(Testo mostrato):

------------

Le faccio un esempio. Nell’aprile scorso il New York Times pubblicò un articolo in cui si raccontava di una donna di El Salvador condannata a trent’anni per aver abortito. El Salvador è uno dei pochi paesi in cui l’aborto non è legale, e il fatto scatenò una violenta campagna contro il paese. Un gruppo pro-aborto, Ipas, lanciò una raccolta di fondi per sostenere una campagna di opinione in Salvador e per appoggiare le istanze di scarcerazione della donna.
Poi rimbalzò la notizia che la donna non era stata affatto condannata per aver abortito, ma per aver strangolato la figlia, nata a termine viva e vegeta.
Ma il quotidiano ha resistito fino ai primi di gennaio prima di pubblicare, con mille distinguo, la verità. Nel frattempo è venuto fuori che il traduttore che aveva passato la notizia al giornalista del New York Times era legato a Ipas, e che Ipas, tra le sue svariate attività, annovera anche la vendita per telefono di una pompa a vuoto per l’aborto fai-da-te. È abbastanza chiaro?
Nel suo libro paventa che queste lobby arrivino addirittura a fare pressioni su interi paesi, facendo in modo che la concessione di aiuti internazionali sia legata all’accettazione di programmi che includano contraccezione e aborto. Funziona davvero così?

------------

(Compito da svolgere): Prosegui il testo sulle lobby pro-aborto dopo la domanda finale «Funziona davvero così?».

------------

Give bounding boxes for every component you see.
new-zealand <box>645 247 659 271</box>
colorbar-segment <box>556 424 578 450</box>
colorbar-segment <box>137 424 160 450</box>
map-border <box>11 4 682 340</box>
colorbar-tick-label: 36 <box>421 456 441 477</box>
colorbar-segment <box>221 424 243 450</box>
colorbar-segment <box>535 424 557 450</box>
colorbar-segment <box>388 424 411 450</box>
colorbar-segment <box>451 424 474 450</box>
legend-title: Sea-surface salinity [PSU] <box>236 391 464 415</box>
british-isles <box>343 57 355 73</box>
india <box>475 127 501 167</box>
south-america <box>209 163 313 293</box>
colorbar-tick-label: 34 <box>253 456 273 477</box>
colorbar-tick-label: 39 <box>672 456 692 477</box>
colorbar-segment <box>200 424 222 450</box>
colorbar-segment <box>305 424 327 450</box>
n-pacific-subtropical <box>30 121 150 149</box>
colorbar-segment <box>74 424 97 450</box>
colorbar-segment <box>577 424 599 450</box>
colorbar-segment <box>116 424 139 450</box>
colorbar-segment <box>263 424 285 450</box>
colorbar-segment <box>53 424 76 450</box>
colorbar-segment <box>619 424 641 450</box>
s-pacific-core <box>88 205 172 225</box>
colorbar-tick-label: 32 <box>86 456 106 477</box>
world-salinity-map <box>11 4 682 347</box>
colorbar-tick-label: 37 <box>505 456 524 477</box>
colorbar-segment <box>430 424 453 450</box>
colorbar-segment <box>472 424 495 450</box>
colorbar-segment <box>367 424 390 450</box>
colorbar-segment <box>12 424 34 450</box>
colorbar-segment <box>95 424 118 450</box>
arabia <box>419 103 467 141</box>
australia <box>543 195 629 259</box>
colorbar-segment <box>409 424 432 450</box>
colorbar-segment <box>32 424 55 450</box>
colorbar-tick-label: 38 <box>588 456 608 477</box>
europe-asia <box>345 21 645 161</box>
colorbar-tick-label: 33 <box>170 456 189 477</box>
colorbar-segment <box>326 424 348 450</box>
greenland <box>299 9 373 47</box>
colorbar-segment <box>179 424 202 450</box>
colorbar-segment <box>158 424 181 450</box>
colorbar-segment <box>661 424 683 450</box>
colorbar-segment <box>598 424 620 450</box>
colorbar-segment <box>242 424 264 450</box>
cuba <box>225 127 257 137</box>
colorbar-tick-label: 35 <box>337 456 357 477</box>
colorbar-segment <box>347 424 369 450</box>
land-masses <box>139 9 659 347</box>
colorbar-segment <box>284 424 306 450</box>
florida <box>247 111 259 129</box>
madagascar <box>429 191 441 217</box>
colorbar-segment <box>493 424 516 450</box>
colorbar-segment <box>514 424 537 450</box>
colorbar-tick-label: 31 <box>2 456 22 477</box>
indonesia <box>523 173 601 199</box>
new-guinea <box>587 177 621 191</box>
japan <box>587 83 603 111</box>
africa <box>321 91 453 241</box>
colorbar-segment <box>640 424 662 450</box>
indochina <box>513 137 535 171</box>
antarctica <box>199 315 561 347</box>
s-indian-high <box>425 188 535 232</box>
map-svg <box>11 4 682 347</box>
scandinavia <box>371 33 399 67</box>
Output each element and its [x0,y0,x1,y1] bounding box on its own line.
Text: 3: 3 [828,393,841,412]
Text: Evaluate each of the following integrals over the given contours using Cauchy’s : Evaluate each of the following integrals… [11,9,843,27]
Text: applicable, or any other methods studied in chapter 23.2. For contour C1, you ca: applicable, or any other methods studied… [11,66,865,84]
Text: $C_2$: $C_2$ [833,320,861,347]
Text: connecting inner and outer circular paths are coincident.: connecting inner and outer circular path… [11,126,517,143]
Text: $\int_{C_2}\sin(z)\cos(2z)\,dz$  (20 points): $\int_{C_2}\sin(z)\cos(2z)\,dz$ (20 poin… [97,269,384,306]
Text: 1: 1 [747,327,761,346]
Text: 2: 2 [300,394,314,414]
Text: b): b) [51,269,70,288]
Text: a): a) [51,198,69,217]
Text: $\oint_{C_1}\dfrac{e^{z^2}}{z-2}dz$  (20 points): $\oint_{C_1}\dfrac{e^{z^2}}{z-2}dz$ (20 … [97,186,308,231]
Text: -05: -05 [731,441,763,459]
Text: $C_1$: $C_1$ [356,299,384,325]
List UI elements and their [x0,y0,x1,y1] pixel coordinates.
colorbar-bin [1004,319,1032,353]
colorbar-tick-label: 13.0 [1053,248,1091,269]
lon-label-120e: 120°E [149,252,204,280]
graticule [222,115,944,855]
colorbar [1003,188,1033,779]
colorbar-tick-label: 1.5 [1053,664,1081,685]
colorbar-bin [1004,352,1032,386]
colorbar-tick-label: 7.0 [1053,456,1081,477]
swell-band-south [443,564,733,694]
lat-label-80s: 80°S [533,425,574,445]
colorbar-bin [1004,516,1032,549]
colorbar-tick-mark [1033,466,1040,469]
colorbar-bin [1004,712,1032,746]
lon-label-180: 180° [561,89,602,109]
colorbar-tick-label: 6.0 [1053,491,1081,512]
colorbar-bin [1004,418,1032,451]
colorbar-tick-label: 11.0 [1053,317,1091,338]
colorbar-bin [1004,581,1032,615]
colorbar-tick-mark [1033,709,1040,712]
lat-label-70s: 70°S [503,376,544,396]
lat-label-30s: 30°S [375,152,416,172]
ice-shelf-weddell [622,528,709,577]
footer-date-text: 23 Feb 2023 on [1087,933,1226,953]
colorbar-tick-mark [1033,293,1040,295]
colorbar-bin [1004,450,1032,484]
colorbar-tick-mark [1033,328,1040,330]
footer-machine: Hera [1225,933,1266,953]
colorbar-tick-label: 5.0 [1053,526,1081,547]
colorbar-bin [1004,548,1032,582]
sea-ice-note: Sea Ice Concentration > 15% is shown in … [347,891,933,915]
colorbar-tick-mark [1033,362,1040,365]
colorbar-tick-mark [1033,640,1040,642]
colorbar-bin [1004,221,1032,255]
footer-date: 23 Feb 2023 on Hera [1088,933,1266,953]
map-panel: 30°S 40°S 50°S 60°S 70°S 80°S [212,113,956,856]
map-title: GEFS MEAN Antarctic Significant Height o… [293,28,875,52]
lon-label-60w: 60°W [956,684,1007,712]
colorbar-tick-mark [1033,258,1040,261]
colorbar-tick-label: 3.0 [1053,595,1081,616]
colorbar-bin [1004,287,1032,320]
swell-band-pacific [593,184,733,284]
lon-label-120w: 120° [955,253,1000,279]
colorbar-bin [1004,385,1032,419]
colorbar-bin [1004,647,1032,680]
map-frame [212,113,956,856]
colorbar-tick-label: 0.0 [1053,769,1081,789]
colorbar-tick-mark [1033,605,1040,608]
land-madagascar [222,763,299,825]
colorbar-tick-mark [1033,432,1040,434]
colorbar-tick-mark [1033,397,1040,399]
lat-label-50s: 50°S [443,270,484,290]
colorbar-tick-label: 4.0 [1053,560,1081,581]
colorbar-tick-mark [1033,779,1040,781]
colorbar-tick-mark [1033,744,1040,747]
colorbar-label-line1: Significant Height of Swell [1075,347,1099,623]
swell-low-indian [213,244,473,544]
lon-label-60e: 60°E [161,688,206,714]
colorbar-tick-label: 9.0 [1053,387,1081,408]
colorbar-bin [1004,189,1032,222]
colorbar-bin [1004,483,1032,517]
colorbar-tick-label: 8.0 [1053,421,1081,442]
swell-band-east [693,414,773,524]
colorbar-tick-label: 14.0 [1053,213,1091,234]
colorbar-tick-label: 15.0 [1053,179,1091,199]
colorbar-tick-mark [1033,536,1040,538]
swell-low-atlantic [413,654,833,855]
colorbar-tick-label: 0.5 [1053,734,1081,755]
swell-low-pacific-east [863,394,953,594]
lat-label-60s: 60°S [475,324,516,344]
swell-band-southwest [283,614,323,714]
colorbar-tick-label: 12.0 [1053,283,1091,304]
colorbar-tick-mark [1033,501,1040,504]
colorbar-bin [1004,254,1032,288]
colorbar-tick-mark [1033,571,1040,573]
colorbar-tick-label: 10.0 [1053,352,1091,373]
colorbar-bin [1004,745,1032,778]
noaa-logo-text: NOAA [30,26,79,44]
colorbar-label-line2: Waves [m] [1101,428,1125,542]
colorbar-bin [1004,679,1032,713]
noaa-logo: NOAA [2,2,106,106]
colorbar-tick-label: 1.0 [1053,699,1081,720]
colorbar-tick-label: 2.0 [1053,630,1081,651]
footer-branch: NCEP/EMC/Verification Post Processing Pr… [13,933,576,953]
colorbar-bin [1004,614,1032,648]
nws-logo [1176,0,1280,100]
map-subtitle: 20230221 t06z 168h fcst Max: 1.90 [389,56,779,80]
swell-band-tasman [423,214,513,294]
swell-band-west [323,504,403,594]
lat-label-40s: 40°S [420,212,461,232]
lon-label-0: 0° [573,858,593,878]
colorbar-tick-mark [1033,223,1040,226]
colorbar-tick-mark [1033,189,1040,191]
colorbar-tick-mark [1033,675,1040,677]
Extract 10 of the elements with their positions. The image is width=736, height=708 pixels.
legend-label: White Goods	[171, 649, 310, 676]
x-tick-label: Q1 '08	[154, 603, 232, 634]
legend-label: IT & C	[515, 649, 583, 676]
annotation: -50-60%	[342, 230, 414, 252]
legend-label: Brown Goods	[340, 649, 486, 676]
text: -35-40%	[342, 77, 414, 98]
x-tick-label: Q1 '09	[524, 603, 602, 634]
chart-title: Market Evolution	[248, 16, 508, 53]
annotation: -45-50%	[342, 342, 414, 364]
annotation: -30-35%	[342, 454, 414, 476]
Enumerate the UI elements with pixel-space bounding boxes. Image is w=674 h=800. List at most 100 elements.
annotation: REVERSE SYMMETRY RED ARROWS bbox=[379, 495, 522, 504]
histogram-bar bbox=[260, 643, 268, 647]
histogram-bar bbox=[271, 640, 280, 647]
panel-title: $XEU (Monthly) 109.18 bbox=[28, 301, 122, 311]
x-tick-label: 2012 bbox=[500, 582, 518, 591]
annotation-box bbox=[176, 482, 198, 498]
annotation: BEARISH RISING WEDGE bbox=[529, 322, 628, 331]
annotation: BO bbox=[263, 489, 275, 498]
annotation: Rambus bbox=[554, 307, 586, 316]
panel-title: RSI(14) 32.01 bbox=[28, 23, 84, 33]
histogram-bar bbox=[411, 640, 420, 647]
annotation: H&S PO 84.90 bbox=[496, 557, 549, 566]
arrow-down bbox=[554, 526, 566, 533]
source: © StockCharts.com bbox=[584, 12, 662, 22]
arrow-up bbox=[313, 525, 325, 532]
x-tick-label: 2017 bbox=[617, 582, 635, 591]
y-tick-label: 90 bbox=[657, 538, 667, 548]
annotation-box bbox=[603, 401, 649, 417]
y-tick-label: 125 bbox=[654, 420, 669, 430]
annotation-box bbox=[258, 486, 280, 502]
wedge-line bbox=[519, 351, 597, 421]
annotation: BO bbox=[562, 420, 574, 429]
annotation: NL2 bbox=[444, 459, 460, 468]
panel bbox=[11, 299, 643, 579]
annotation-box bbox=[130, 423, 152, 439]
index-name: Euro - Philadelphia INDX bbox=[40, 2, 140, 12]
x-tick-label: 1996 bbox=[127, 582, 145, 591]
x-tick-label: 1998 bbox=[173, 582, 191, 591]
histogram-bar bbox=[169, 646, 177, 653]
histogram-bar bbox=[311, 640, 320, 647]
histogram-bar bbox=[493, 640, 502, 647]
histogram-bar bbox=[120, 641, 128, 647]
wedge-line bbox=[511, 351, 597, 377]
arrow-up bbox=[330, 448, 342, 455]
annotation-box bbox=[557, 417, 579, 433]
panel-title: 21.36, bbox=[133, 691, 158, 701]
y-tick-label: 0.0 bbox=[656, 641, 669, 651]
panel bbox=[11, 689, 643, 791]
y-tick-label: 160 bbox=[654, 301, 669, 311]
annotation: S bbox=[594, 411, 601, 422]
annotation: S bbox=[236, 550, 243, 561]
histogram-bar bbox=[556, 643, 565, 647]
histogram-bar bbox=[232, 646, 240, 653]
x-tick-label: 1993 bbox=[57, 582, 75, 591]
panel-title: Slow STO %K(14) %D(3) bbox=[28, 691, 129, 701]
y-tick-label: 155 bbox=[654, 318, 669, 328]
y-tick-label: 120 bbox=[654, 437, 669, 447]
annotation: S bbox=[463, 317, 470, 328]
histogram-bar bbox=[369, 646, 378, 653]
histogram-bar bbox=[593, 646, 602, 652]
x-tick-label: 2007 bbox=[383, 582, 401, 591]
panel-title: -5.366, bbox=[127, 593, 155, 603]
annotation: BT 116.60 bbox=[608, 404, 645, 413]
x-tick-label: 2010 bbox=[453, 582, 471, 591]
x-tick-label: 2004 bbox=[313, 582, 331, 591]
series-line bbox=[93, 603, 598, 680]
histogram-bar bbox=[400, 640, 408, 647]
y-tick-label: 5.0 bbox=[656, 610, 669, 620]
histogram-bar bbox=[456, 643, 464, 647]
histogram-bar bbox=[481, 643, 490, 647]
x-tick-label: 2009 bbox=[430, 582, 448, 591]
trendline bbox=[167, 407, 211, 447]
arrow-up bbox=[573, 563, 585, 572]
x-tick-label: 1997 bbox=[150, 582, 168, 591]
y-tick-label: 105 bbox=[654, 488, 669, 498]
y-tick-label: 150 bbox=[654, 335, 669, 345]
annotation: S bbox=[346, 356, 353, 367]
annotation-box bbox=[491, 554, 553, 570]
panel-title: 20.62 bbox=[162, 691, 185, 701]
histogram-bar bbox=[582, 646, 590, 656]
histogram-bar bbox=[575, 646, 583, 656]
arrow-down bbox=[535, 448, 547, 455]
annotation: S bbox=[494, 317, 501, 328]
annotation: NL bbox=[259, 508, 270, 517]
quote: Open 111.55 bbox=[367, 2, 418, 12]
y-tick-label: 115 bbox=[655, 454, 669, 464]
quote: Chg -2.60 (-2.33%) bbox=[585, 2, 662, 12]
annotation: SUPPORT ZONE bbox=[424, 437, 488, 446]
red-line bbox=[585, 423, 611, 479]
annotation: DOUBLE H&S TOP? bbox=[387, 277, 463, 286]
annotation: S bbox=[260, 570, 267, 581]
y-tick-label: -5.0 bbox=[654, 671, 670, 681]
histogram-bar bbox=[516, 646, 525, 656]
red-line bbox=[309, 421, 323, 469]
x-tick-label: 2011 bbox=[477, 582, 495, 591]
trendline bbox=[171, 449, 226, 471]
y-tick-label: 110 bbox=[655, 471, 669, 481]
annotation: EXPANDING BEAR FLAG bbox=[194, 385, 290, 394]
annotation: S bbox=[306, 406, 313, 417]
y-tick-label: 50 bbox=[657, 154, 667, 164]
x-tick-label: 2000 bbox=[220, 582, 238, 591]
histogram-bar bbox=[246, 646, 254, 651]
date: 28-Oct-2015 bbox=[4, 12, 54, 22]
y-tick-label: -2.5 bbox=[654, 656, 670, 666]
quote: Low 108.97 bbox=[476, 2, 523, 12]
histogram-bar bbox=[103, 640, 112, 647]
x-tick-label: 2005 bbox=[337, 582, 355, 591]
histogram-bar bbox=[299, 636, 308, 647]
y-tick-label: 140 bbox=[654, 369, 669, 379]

------------

(Risultato del compito):
Esattamente. Si è appena conclusa la trentasettesima sessione di quel Comitato permanente per l’attuazione del Cedaw di cui abbiamo detto. Ebbene, il suo lavoro è consistito principalmente nel mettere sotto accusa i pochi paesi che ancora fanno politiche pro-family, come la Polonia, biasimata perché promuove la diffusione dei metodi naturali piuttosto che la contraccezione chimica, difende l’obiezione di coscienza dei medici antiabortisti, non rimborsa il costo dei contraccettivi.
Il rappresentante polacco ha risposto che, date le ristrettezze del budget per la sanità, il suo governo considera che i medicinali salvavita siano più importanti dei contraccettivi per la salute delle donne. Del resto, ormai nei documenti Onu si scrive salute ma si legge sessualità senza frontiere.
Pensi che perfino nel rapporto 2007 dell’Unicef sullo stato dell’infanzia nel mondo, appena pubblicato, si dice che il problema maggiore per la crescita dei bambini è il benessere della madri, che può essere garantito solo dalla diffusione di programmi per l’uguaglianza di genere.
Sulle azioni per combattere le malattie che si portano via ogni anno decine di milioni di bambini solo poche righe. L’ideologia del genere si è ormai infilata ovunque. Questo vuol dire milioni di dollari che vanno di qui piuttosto che di là.
Quello che è successo a Pechino – scrive lei – è importante perché ciò che è stato pianificato in quella sede raggiungerà ogni città, ogni scuola e anche ogni settore degli affari, a meno che tutto ciò non venga divulgato e non ci sia qualcuno che si alzi in piedi per dire il suo no». La ritiene una profezia che si è avverata?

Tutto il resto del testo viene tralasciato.